» PROBLEM DETAILS
Rewrite the records from the line containing "I need the location" through the line containing "- unidentified-histogram-bin: [341, 380, 405, 427]", replacing "histogram-bin" with "bar" and leaving everything else unchanged.

» RECORD SET
>> Start
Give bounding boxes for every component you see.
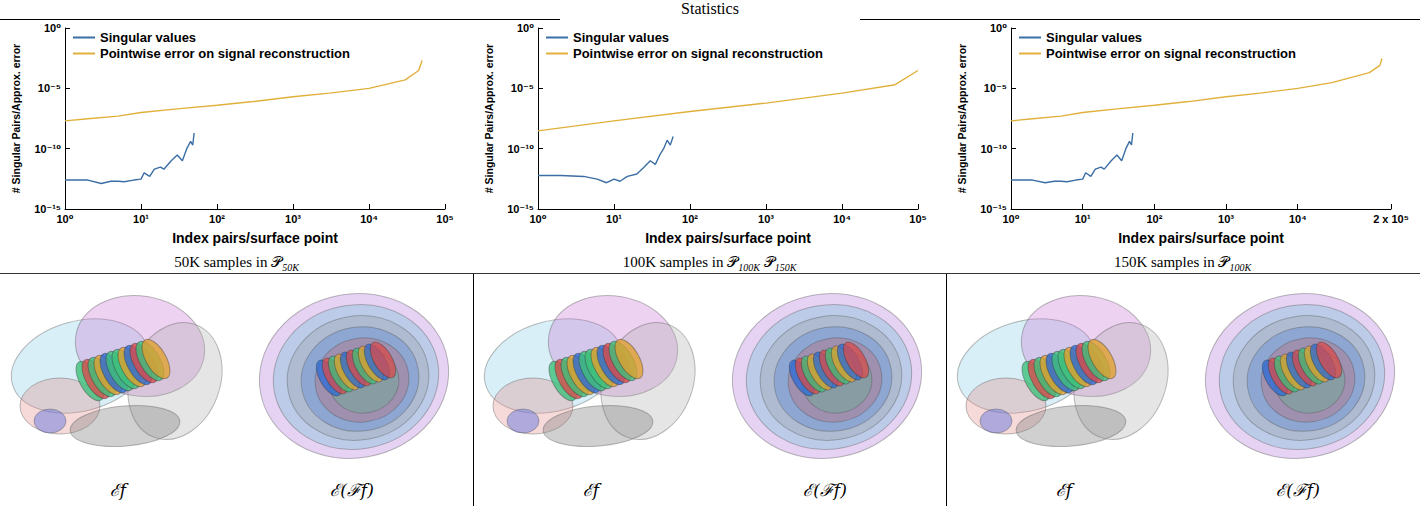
>> End
>> Start
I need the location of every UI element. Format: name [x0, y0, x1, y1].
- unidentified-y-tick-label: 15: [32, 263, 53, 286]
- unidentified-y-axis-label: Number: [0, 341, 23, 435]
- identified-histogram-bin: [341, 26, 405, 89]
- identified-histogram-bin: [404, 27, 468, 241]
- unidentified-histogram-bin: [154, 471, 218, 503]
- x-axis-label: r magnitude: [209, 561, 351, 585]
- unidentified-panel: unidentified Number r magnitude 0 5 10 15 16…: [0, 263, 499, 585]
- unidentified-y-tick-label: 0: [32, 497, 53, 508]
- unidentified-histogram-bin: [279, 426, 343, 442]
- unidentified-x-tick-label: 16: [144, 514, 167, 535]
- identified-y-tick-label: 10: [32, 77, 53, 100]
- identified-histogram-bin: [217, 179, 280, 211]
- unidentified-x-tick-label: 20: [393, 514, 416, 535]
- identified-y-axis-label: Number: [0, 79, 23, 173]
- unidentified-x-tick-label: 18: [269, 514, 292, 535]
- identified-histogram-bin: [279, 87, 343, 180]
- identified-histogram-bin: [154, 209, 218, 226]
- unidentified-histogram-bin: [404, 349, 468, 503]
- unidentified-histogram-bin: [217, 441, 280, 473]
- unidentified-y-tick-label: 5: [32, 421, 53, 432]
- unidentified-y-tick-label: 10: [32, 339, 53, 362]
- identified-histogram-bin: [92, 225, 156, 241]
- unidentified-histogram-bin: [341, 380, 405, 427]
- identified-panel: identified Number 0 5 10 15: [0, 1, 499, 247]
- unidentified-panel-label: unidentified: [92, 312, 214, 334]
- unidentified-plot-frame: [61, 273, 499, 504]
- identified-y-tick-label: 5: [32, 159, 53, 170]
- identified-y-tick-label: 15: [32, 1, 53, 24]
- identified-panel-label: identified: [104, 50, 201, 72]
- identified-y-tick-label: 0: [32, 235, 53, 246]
>> End
» TASK OUTPUT
I need the location of every UI element. Format: name [x0, y0, x1, y1].
- unidentified-y-tick-label: 15: [32, 263, 53, 286]
- unidentified-y-axis-label: Number: [0, 341, 23, 435]
- identified-bar: [341, 26, 405, 89]
- identified-bar: [404, 27, 468, 241]
- unidentified-bar: [154, 471, 218, 503]
- x-axis-label: r magnitude: [209, 561, 351, 585]
- unidentified-panel: unidentified Number r magnitude 0 5 10 15 16…: [0, 263, 499, 585]
- unidentified-y-tick-label: 0: [32, 497, 53, 508]
- unidentified-bar: [279, 426, 343, 442]
- unidentified-x-tick-label: 16: [144, 514, 167, 535]
- identified-y-tick-label: 10: [32, 77, 53, 100]
- identified-bar: [217, 179, 280, 211]
- unidentified-x-tick-label: 20: [393, 514, 416, 535]
- identified-y-axis-label: Number: [0, 79, 23, 173]
- unidentified-x-tick-label: 18: [269, 514, 292, 535]
- identified-bar: [279, 87, 343, 180]
- identified-bar: [154, 209, 218, 226]
- unidentified-bar: [404, 349, 468, 503]
- unidentified-bar: [217, 441, 280, 473]
- unidentified-y-tick-label: 5: [32, 421, 53, 432]
- unidentified-y-tick-label: 10: [32, 339, 53, 362]
- identified-bar: [92, 225, 156, 241]
- unidentified-bar: [341, 380, 405, 427]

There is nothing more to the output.